## Task to carry out
Set down each line of the data below exactly as it stands, dropping the pictures.

## Data lines
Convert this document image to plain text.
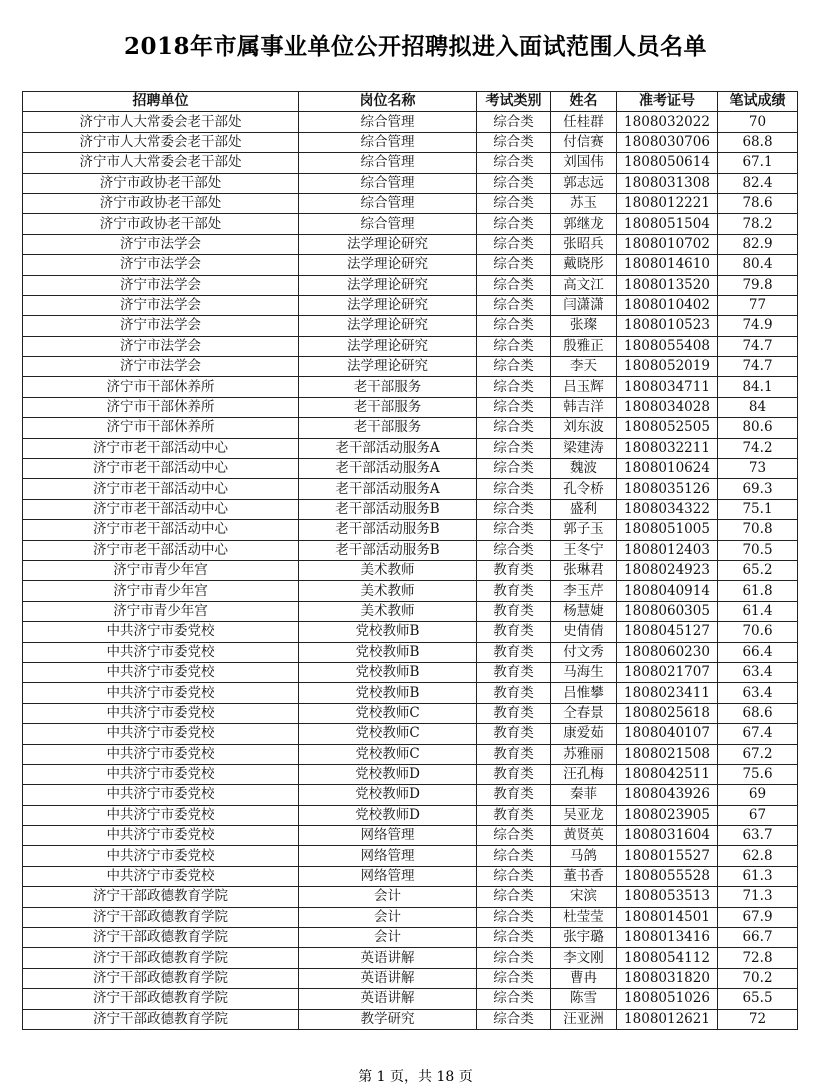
2018年市属事业单位公开招聘拟进入面试范围人员名单
招聘单位	岗位名称	考试类别	姓名	准考证号	笔试成绩
济宁市人大常委会老干部处	综合管理	综合类	任桂群	1808032022	70
济宁市人大常委会老干部处	综合管理	综合类	付信赛	1808030706	68.8
济宁市人大常委会老干部处	综合管理	综合类	刘国伟	1808050614	67.1
济宁市政协老干部处	综合管理	综合类	郭志远	1808031308	82.4
济宁市政协老干部处	综合管理	综合类	苏玉	1808012221	78.6
济宁市政协老干部处	综合管理	综合类	郭继龙	1808051504	78.2
济宁市法学会	法学理论研究	综合类	张昭兵	1808010702	82.9
济宁市法学会	法学理论研究	综合类	戴晓彤	1808014610	80.4
济宁市法学会	法学理论研究	综合类	高文江	1808013520	79.8
济宁市法学会	法学理论研究	综合类	闫潇潇	1808010402	77
济宁市法学会	法学理论研究	综合类	张璨	1808010523	74.9
济宁市法学会	法学理论研究	综合类	殷雅正	1808055408	74.7
济宁市法学会	法学理论研究	综合类	李天	1808052019	74.7
济宁市干部休养所	老干部服务	综合类	吕玉辉	1808034711	84.1
济宁市干部休养所	老干部服务	综合类	韩吉洋	1808034028	84
济宁市干部休养所	老干部服务	综合类	刘东波	1808052505	80.6
济宁市老干部活动中心	老干部活动服务A	综合类	梁建涛	1808032211	74.2
济宁市老干部活动中心	老干部活动服务A	综合类	魏波	1808010624	73
济宁市老干部活动中心	老干部活动服务A	综合类	孔令桥	1808035126	69.3
济宁市老干部活动中心	老干部活动服务B	综合类	盛利	1808034322	75.1
济宁市老干部活动中心	老干部活动服务B	综合类	郭子玉	1808051005	70.8
济宁市老干部活动中心	老干部活动服务B	综合类	王冬宁	1808012403	70.5
济宁市青少年宫	美术教师	教育类	张琳君	1808024923	65.2
济宁市青少年宫	美术教师	教育类	李玉芹	1808040914	61.8
济宁市青少年宫	美术教师	教育类	杨慧婕	1808060305	61.4
中共济宁市委党校	党校教师B	教育类	史倩倩	1808045127	70.6
中共济宁市委党校	党校教师B	教育类	付文秀	1808060230	66.4
中共济宁市委党校	党校教师B	教育类	马海生	1808021707	63.4
中共济宁市委党校	党校教师B	教育类	吕惟攀	1808023411	63.4
中共济宁市委党校	党校教师C	教育类	仝春景	1808025618	68.6
中共济宁市委党校	党校教师C	教育类	康爱茹	1808040107	67.4
中共济宁市委党校	党校教师C	教育类	苏雅丽	1808021508	67.2
中共济宁市委党校	党校教师D	教育类	汪孔梅	1808042511	75.6
中共济宁市委党校	党校教师D	教育类	秦菲	1808043926	69
中共济宁市委党校	党校教师D	教育类	吴亚龙	1808023905	67
中共济宁市委党校	网络管理	综合类	黄贤英	1808031604	63.7
中共济宁市委党校	网络管理	综合类	马鸽	1808015527	62.8
中共济宁市委党校	网络管理	综合类	董书香	1808055528	61.3
济宁干部政德教育学院	会计	综合类	宋滨	1808053513	71.3
济宁干部政德教育学院	会计	综合类	杜莹莹	1808014501	67.9
济宁干部政德教育学院	会计	综合类	张宇璐	1808013416	66.7
济宁干部政德教育学院	英语讲解	综合类	李文刚	1808054112	72.8
济宁干部政德教育学院	英语讲解	综合类	曹冉	1808031820	70.2
济宁干部政德教育学院	英语讲解	综合类	陈雪	1808051026	65.5
济宁干部政德教育学院	教学研究	综合类	汪亚洲	1808012621	72
第 1 页，共 18 页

## Result of this task
Convert this document image to plain text.
2018年市属事业单位公开招聘拟进入面试范围人员名单
招聘单位	岗位名称	考试类别	姓名	准考证号	笔试成绩
济宁市人大常委会老干部处	综合管理	综合类	任桂群	1808032022	70
济宁市人大常委会老干部处	综合管理	综合类	付信赛	1808030706	68.8
济宁市人大常委会老干部处	综合管理	综合类	刘国伟	1808050614	67.1
济宁市政协老干部处	综合管理	综合类	郭志远	1808031308	82.4
济宁市政协老干部处	综合管理	综合类	苏玉	1808012221	78.6
济宁市政协老干部处	综合管理	综合类	郭继龙	1808051504	78.2
济宁市法学会	法学理论研究	综合类	张昭兵	1808010702	82.9
济宁市法学会	法学理论研究	综合类	戴晓彤	1808014610	80.4
济宁市法学会	法学理论研究	综合类	高文江	1808013520	79.8
济宁市法学会	法学理论研究	综合类	闫潇潇	1808010402	77
济宁市法学会	法学理论研究	综合类	张璨	1808010523	74.9
济宁市法学会	法学理论研究	综合类	殷雅正	1808055408	74.7
济宁市法学会	法学理论研究	综合类	李天	1808052019	74.7
济宁市干部休养所	老干部服务	综合类	吕玉辉	1808034711	84.1
济宁市干部休养所	老干部服务	综合类	韩吉洋	1808034028	84
济宁市干部休养所	老干部服务	综合类	刘东波	1808052505	80.6
济宁市老干部活动中心	老干部活动服务A	综合类	梁建涛	1808032211	74.2
济宁市老干部活动中心	老干部活动服务A	综合类	魏波	1808010624	73
济宁市老干部活动中心	老干部活动服务A	综合类	孔令桥	1808035126	69.3
济宁市老干部活动中心	老干部活动服务B	综合类	盛利	1808034322	75.1
济宁市老干部活动中心	老干部活动服务B	综合类	郭子玉	1808051005	70.8
济宁市老干部活动中心	老干部活动服务B	综合类	王冬宁	1808012403	70.5
济宁市青少年宫	美术教师	教育类	张琳君	1808024923	65.2
济宁市青少年宫	美术教师	教育类	李玉芹	1808040914	61.8
济宁市青少年宫	美术教师	教育类	杨慧婕	1808060305	61.4
中共济宁市委党校	党校教师B	教育类	史倩倩	1808045127	70.6
中共济宁市委党校	党校教师B	教育类	付文秀	1808060230	66.4
中共济宁市委党校	党校教师B	教育类	马海生	1808021707	63.4
中共济宁市委党校	党校教师B	教育类	吕惟攀	1808023411	63.4
中共济宁市委党校	党校教师C	教育类	仝春景	1808025618	68.6
中共济宁市委党校	党校教师C	教育类	康爱茹	1808040107	67.4
中共济宁市委党校	党校教师C	教育类	苏雅丽	1808021508	67.2
中共济宁市委党校	党校教师D	教育类	汪孔梅	1808042511	75.6
中共济宁市委党校	党校教师D	教育类	秦菲	1808043926	69
中共济宁市委党校	党校教师D	教育类	吴亚龙	1808023905	67
中共济宁市委党校	网络管理	综合类	黄贤英	1808031604	63.7
中共济宁市委党校	网络管理	综合类	马鸽	1808015527	62.8
中共济宁市委党校	网络管理	综合类	董书香	1808055528	61.3
济宁干部政德教育学院	会计	综合类	宋滨	1808053513	71.3
济宁干部政德教育学院	会计	综合类	杜莹莹	1808014501	67.9
济宁干部政德教育学院	会计	综合类	张宇璐	1808013416	66.7
济宁干部政德教育学院	英语讲解	综合类	李文刚	1808054112	72.8
济宁干部政德教育学院	英语讲解	综合类	曹冉	1808031820	70.2
济宁干部政德教育学院	英语讲解	综合类	陈雪	1808051026	65.5
济宁干部政德教育学院	教学研究	综合类	汪亚洲	1808012621	72
第 1 页，共 18 页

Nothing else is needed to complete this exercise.